◆ Exercise material ◆
● ● ● ● ● ● ●

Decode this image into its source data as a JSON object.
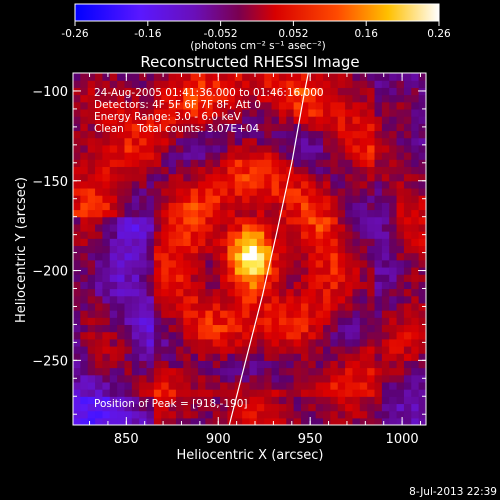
{
  "chart_data": {
    "type": "heatmap",
    "title": "Reconstructed RHESSI Image",
    "xlabel": "Heliocentric X (arcsec)",
    "ylabel": "Heliocentric Y (arcsec)",
    "xlim": [
      821,
      1013
    ],
    "ylim": [
      -286,
      -90
    ],
    "x_ticks": [
      850,
      900,
      950,
      1000
    ],
    "y_ticks": [
      -100,
      -150,
      -200,
      -250
    ],
    "colorbar": {
      "min": -0.26,
      "max": 0.26,
      "ticks": [
        "-0.26",
        "-0.16",
        "-0.052",
        "0.052",
        "0.16",
        "0.26"
      ],
      "unit_label": "(photons cm⁻² s⁻¹ asec⁻²)",
      "colors": [
        "#0000ff",
        "#7a1fff",
        "#4b0082",
        "#ff0000",
        "#ffd200",
        "#ffffff"
      ]
    },
    "annotations": {
      "time_range": "24-Aug-2005 01:41:36.000 to 01:46:16.000",
      "detectors": "Detectors: 4F 5F 6F 7F 8F, Att 0",
      "energy": "Energy Range: 3.0 - 6.0 keV",
      "clean": "Clean    Total counts: 3.07E+04",
      "peak": "Position of Peak = [918,-190]"
    },
    "peak": {
      "x": 918,
      "y": -190,
      "value": 0.26
    },
    "limb_line": [
      [
        906,
        -286
      ],
      [
        915,
        -250
      ],
      [
        924,
        -214
      ],
      [
        932,
        -178
      ],
      [
        940,
        -140
      ],
      [
        947,
        -100
      ],
      [
        949,
        -90
      ]
    ]
  },
  "footer": {
    "date": "8-Jul-2013 22:39"
  }
}
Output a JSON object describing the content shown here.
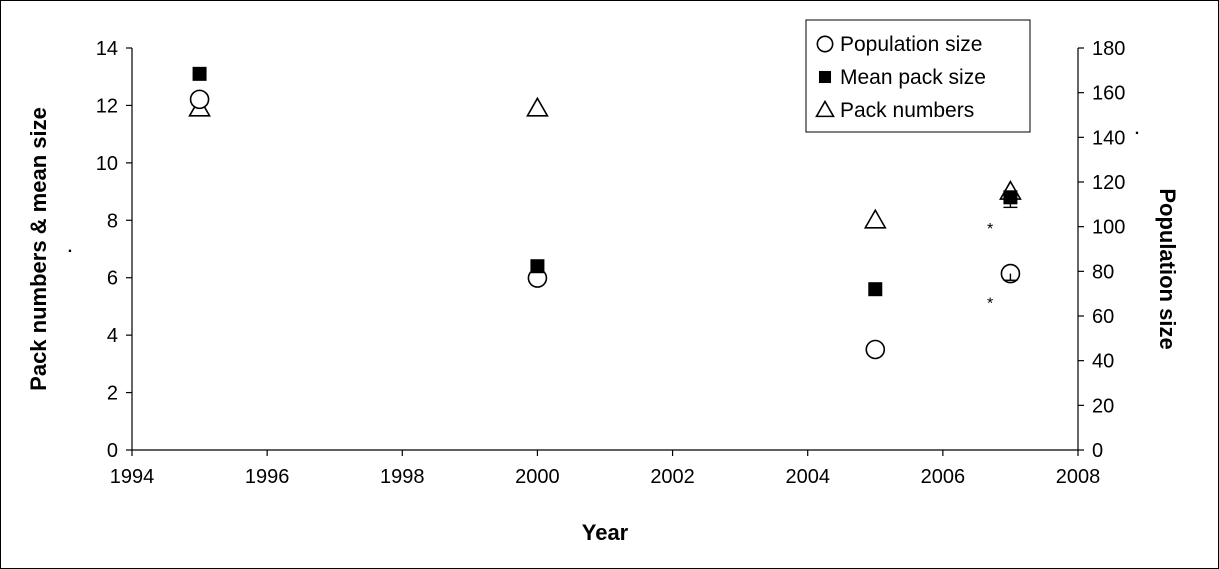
{
  "chart_data": {
    "type": "scatter",
    "xlabel": "Year",
    "ylabel_left": "Pack numbers & mean size",
    "ylabel_right": "Population size",
    "xlim": [
      1994,
      2008
    ],
    "xticks": [
      1994,
      1996,
      1998,
      2000,
      2002,
      2004,
      2006,
      2008
    ],
    "ylim_left": [
      0,
      14
    ],
    "yticks_left": [
      0,
      2,
      4,
      6,
      8,
      10,
      12,
      14
    ],
    "ylim_right": [
      0,
      180
    ],
    "yticks_right": [
      0,
      20,
      40,
      60,
      80,
      100,
      120,
      140,
      160,
      180
    ],
    "grid": false,
    "legend_position": "top-right",
    "series": [
      {
        "name": "Population size",
        "axis": "right",
        "marker": "open-circle",
        "x": [
          1995,
          2000,
          2005,
          2007
        ],
        "y": [
          157,
          77,
          45,
          79
        ]
      },
      {
        "name": "Mean pack size",
        "axis": "left",
        "marker": "filled-square",
        "x": [
          1995,
          2000,
          2005,
          2007
        ],
        "y": [
          13.1,
          6.4,
          5.6,
          8.8
        ]
      },
      {
        "name": "Pack numbers",
        "axis": "left",
        "marker": "open-triangle",
        "x": [
          1995,
          2000,
          2005,
          2007
        ],
        "y": [
          11.9,
          11.9,
          8.0,
          9.0
        ]
      }
    ],
    "annotations": [
      {
        "text": "*",
        "x": 2006.7,
        "y_left": 7.8
      },
      {
        "text": "*",
        "x": 2006.7,
        "y_left": 5.2
      },
      {
        "text": ".",
        "axis_note": "left-axis-title"
      },
      {
        "text": ".",
        "axis_note": "right-axis-title"
      }
    ]
  }
}
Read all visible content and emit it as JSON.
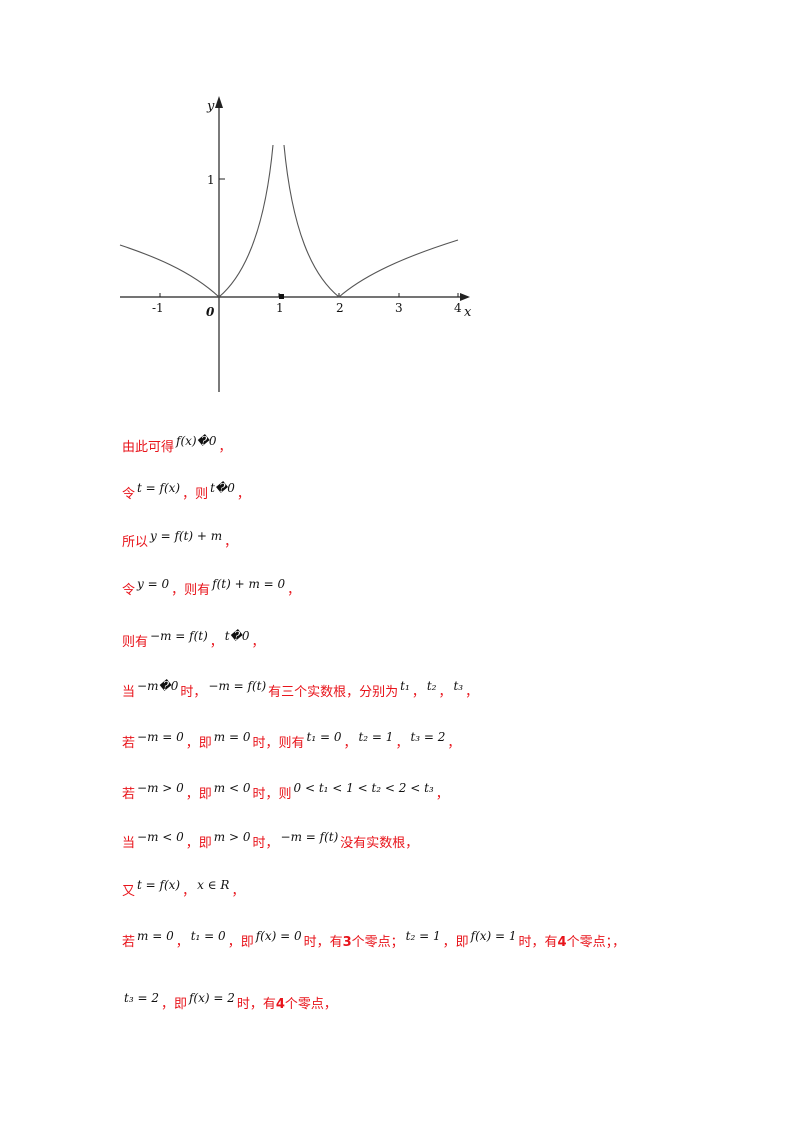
{
  "figure": {
    "x_axis_label": "x",
    "y_axis_label": "y",
    "origin_label": "0",
    "x_tick_labels": [
      "-1",
      "1",
      "2",
      "3",
      "4"
    ],
    "y_tick_labels": [
      "1"
    ],
    "curve_color": "#555555",
    "axis_color": "#222222"
  },
  "lines": [
    [
      {
        "t": "cn",
        "v": "由此可得"
      },
      {
        "t": "math",
        "v": "f(x)�0"
      },
      {
        "t": "cn",
        "v": "，"
      }
    ],
    [
      {
        "t": "cn",
        "v": "令"
      },
      {
        "t": "math",
        "v": "t = f(x)"
      },
      {
        "t": "cn",
        "v": "，则"
      },
      {
        "t": "math",
        "v": "t�0"
      },
      {
        "t": "cn",
        "v": "，"
      }
    ],
    [
      {
        "t": "cn",
        "v": "所以"
      },
      {
        "t": "math",
        "v": "y = f(t) + m"
      },
      {
        "t": "cn",
        "v": "，"
      }
    ],
    [
      {
        "t": "cn",
        "v": "令"
      },
      {
        "t": "math",
        "v": "y = 0"
      },
      {
        "t": "cn",
        "v": "，则有"
      },
      {
        "t": "math",
        "v": "f(t) + m = 0"
      },
      {
        "t": "cn",
        "v": "，"
      }
    ],
    [
      {
        "t": "cn",
        "v": "则有"
      },
      {
        "t": "math",
        "v": "−m = f(t)"
      },
      {
        "t": "cn",
        "v": "，"
      },
      {
        "t": "math",
        "v": "t�0"
      },
      {
        "t": "cn",
        "v": "，"
      }
    ],
    [
      {
        "t": "cn",
        "v": "当"
      },
      {
        "t": "math",
        "v": "−m�0"
      },
      {
        "t": "cn",
        "v": "时，"
      },
      {
        "t": "math",
        "v": "−m = f(t)"
      },
      {
        "t": "cn",
        "v": "有三个实数根，分别为"
      },
      {
        "t": "math",
        "v": "t₁"
      },
      {
        "t": "cn",
        "v": "，"
      },
      {
        "t": "math",
        "v": "t₂"
      },
      {
        "t": "cn",
        "v": "，"
      },
      {
        "t": "math",
        "v": "t₃"
      },
      {
        "t": "cn",
        "v": "，"
      }
    ],
    [
      {
        "t": "cn",
        "v": "若"
      },
      {
        "t": "math",
        "v": "−m = 0"
      },
      {
        "t": "cn",
        "v": "，即"
      },
      {
        "t": "math",
        "v": "m = 0"
      },
      {
        "t": "cn",
        "v": "时，则有"
      },
      {
        "t": "math",
        "v": "t₁ = 0"
      },
      {
        "t": "cn",
        "v": "，"
      },
      {
        "t": "math",
        "v": "t₂ = 1"
      },
      {
        "t": "cn",
        "v": "，"
      },
      {
        "t": "math",
        "v": "t₃ = 2"
      },
      {
        "t": "cn",
        "v": "，"
      }
    ],
    [
      {
        "t": "cn",
        "v": "若"
      },
      {
        "t": "math",
        "v": "−m > 0"
      },
      {
        "t": "cn",
        "v": "，即"
      },
      {
        "t": "math",
        "v": "m < 0"
      },
      {
        "t": "cn",
        "v": "时，则"
      },
      {
        "t": "math",
        "v": "0 < t₁ < 1 < t₂ < 2 < t₃"
      },
      {
        "t": "cn",
        "v": "，"
      }
    ],
    [
      {
        "t": "cn",
        "v": "当"
      },
      {
        "t": "math",
        "v": "−m < 0"
      },
      {
        "t": "cn",
        "v": "，即"
      },
      {
        "t": "math",
        "v": "m > 0"
      },
      {
        "t": "cn",
        "v": "时，"
      },
      {
        "t": "math",
        "v": "−m = f(t)"
      },
      {
        "t": "cn",
        "v": "没有实数根，"
      }
    ],
    [
      {
        "t": "cn",
        "v": "又"
      },
      {
        "t": "math",
        "v": "t = f(x)"
      },
      {
        "t": "cn",
        "v": "，"
      },
      {
        "t": "math",
        "v": "x ∈ R"
      },
      {
        "t": "cn",
        "v": "，"
      }
    ],
    [
      {
        "t": "cn",
        "v": "若"
      },
      {
        "t": "math",
        "v": "m = 0"
      },
      {
        "t": "cn",
        "v": "，"
      },
      {
        "t": "math",
        "v": "t₁ = 0"
      },
      {
        "t": "cn",
        "v": "，即"
      },
      {
        "t": "math",
        "v": "f(x) = 0"
      },
      {
        "t": "cn",
        "v": "时，有 "
      },
      {
        "t": "cnb",
        "v": "3"
      },
      {
        "t": "cn",
        "v": " 个零点；"
      },
      {
        "t": "math",
        "v": "t₂ = 1"
      },
      {
        "t": "cn",
        "v": "，即"
      },
      {
        "t": "math",
        "v": "f(x) = 1"
      },
      {
        "t": "cn",
        "v": "时，有 "
      },
      {
        "t": "cnb",
        "v": "4"
      },
      {
        "t": "cn",
        "v": " 个零点；，"
      }
    ],
    [
      {
        "t": "math",
        "v": "t₃ = 2"
      },
      {
        "t": "cn",
        "v": "，即"
      },
      {
        "t": "math",
        "v": "f(x) = 2"
      },
      {
        "t": "cn",
        "v": "时，有 "
      },
      {
        "t": "cnb",
        "v": "4"
      },
      {
        "t": "cn",
        "v": " 个零点，"
      }
    ]
  ]
}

● ● ● ● ● ● ●

◆ Exercise objective ◆
Check each line above for the word "name" and copy the ones that have it.

◆ Problem solution ◆
        "name": "Population size",
        "name": "Mean pack size",
        "name": "Pack numbers",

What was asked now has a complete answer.